* Your task *
From the material below, list every line containing "volume".

* Material for this task *
^^^^^^^^^^^^^^^^

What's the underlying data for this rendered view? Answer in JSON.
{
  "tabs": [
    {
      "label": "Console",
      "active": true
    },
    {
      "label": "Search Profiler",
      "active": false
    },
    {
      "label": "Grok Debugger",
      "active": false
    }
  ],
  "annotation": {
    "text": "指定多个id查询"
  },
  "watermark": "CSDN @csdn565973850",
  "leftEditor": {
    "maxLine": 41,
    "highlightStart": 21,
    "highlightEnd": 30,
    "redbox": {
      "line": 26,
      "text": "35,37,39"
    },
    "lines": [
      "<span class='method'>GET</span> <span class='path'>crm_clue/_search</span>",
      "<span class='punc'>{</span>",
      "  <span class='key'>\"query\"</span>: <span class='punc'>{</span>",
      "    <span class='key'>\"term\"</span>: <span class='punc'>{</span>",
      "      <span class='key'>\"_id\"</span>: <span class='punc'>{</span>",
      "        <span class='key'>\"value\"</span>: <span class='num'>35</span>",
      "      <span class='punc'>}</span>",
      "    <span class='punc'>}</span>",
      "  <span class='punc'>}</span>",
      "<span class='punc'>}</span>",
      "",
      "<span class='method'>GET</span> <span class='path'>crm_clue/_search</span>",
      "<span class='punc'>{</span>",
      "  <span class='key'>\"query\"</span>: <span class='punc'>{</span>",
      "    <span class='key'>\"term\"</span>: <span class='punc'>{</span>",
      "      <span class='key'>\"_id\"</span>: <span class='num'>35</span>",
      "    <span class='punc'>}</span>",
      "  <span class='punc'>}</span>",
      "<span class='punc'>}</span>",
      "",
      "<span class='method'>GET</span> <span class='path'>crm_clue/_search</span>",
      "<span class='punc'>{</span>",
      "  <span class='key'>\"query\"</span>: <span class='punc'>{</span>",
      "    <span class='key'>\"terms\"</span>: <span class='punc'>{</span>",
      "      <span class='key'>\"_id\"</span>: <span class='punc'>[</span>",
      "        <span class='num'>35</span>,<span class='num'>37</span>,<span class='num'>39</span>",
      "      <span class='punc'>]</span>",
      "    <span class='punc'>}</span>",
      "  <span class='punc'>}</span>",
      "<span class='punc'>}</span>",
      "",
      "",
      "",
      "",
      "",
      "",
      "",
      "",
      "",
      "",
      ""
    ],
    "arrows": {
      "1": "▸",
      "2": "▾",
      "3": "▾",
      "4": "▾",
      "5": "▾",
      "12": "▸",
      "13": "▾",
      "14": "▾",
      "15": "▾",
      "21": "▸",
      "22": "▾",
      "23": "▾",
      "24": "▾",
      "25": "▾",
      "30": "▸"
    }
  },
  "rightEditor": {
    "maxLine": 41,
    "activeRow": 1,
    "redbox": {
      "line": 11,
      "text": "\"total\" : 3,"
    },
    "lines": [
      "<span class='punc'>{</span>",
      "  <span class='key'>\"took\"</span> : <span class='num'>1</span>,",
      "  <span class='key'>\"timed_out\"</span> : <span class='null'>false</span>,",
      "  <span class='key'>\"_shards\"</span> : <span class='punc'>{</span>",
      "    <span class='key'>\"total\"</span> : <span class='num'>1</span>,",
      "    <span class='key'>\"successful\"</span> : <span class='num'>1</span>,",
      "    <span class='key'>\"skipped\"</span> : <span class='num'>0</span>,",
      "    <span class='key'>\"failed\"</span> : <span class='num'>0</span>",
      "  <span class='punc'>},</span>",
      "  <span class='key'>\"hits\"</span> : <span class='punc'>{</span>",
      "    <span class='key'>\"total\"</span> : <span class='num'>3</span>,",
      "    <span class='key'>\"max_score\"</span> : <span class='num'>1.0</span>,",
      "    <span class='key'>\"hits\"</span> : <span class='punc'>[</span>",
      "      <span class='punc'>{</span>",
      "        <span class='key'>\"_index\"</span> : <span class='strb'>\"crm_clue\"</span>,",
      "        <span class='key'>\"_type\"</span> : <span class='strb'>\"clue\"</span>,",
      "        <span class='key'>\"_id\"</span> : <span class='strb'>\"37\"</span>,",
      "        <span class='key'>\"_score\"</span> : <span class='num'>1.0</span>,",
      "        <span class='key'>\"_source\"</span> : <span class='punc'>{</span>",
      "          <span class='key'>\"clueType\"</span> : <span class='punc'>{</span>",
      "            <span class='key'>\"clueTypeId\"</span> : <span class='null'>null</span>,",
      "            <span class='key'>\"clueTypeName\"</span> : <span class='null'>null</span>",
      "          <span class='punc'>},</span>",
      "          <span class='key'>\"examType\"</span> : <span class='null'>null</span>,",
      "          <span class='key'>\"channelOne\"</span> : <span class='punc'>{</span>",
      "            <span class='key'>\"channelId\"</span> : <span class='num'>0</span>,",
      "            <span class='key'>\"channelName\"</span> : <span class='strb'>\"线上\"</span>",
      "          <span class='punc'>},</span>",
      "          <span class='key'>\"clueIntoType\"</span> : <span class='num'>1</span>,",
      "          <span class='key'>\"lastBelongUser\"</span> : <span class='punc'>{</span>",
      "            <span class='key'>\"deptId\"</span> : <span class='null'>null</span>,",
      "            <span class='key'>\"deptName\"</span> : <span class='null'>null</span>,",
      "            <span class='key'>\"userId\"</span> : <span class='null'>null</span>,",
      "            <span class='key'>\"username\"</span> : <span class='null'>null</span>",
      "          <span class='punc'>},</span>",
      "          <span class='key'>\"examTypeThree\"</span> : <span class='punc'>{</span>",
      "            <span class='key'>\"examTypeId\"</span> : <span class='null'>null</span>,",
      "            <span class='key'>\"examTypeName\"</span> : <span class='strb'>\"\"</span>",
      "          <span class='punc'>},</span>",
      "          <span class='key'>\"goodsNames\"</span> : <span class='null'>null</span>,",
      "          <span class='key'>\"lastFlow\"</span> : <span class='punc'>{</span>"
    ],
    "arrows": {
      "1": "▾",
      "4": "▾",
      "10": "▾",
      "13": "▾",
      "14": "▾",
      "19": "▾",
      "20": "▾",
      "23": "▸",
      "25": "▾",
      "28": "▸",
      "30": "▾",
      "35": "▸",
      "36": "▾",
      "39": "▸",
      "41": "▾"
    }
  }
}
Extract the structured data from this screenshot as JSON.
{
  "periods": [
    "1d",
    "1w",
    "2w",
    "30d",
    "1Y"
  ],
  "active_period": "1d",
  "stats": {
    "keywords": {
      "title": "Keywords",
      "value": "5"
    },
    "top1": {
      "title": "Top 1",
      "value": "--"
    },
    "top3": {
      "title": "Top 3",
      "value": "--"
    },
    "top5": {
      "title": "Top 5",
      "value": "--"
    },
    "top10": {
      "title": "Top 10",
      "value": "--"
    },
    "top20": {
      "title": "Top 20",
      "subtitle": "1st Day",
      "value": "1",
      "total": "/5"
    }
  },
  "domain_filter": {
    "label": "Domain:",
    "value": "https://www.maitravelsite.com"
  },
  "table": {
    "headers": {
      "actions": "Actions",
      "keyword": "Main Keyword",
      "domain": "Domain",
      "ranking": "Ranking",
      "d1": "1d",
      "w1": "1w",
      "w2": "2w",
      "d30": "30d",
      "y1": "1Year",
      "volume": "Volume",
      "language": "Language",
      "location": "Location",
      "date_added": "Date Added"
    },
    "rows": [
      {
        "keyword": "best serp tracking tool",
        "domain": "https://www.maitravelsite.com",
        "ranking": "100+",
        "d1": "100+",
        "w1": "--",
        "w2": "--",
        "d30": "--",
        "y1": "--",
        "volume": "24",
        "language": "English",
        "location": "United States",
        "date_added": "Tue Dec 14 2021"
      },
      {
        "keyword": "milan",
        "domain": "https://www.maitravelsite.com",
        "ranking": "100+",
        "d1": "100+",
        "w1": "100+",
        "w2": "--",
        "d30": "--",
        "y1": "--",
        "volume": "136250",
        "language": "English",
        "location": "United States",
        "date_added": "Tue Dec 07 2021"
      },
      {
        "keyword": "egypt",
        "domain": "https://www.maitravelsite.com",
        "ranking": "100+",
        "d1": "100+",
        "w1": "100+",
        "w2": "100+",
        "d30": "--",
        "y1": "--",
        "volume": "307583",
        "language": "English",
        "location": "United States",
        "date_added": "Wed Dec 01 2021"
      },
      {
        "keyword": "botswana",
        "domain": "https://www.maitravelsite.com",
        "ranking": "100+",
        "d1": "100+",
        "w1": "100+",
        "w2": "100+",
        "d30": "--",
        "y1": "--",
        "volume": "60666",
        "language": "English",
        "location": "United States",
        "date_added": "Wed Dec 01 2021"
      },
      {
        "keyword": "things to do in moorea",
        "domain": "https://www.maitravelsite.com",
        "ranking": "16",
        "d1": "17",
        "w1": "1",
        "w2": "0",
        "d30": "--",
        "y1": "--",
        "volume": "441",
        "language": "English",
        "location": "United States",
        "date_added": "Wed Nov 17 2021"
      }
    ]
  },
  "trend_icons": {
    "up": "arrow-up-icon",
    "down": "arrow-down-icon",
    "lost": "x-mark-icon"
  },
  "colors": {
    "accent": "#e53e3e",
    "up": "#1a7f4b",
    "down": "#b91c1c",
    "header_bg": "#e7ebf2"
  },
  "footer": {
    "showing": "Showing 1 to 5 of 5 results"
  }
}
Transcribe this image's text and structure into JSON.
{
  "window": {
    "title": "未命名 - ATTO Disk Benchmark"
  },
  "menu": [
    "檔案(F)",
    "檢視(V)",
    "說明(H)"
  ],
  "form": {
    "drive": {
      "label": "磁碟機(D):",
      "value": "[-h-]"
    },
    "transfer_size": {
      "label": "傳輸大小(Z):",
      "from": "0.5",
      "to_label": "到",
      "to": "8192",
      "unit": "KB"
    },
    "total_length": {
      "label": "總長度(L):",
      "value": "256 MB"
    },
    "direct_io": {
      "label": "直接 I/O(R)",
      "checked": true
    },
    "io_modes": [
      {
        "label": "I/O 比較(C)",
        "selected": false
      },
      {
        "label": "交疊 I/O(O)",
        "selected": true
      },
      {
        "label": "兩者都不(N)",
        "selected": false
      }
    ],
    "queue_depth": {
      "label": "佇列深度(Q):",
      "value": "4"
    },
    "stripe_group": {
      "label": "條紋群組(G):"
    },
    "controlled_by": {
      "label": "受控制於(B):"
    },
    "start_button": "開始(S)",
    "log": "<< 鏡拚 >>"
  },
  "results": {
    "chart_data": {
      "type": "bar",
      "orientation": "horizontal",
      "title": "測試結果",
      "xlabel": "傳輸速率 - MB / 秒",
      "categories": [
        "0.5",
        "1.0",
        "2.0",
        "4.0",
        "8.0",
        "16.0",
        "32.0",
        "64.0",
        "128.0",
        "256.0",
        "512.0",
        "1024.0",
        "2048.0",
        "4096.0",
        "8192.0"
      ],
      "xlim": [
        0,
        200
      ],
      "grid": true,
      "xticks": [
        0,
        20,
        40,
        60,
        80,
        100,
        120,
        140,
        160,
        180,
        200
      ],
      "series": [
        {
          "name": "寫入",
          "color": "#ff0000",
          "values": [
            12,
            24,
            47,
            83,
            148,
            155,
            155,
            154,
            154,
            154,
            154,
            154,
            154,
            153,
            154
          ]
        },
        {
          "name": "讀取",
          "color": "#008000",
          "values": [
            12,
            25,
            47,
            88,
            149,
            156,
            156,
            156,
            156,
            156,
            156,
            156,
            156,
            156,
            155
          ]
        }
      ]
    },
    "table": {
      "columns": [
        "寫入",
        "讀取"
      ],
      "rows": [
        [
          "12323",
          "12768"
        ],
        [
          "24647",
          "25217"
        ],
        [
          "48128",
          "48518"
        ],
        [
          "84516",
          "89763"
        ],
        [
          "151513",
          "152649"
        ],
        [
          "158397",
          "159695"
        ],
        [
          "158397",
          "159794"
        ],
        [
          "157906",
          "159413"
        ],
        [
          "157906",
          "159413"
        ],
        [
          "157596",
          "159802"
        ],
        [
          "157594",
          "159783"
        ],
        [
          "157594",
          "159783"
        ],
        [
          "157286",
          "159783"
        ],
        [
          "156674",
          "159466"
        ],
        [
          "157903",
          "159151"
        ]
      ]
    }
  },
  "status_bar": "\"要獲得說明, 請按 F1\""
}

^^^^^^^^^^^^^^^^

* Expected answer *
      "volume": "Volume",
        "volume": "24",
        "volume": "136250",
        "volume": "307583",
        "volume": "60666",
        "volume": "441",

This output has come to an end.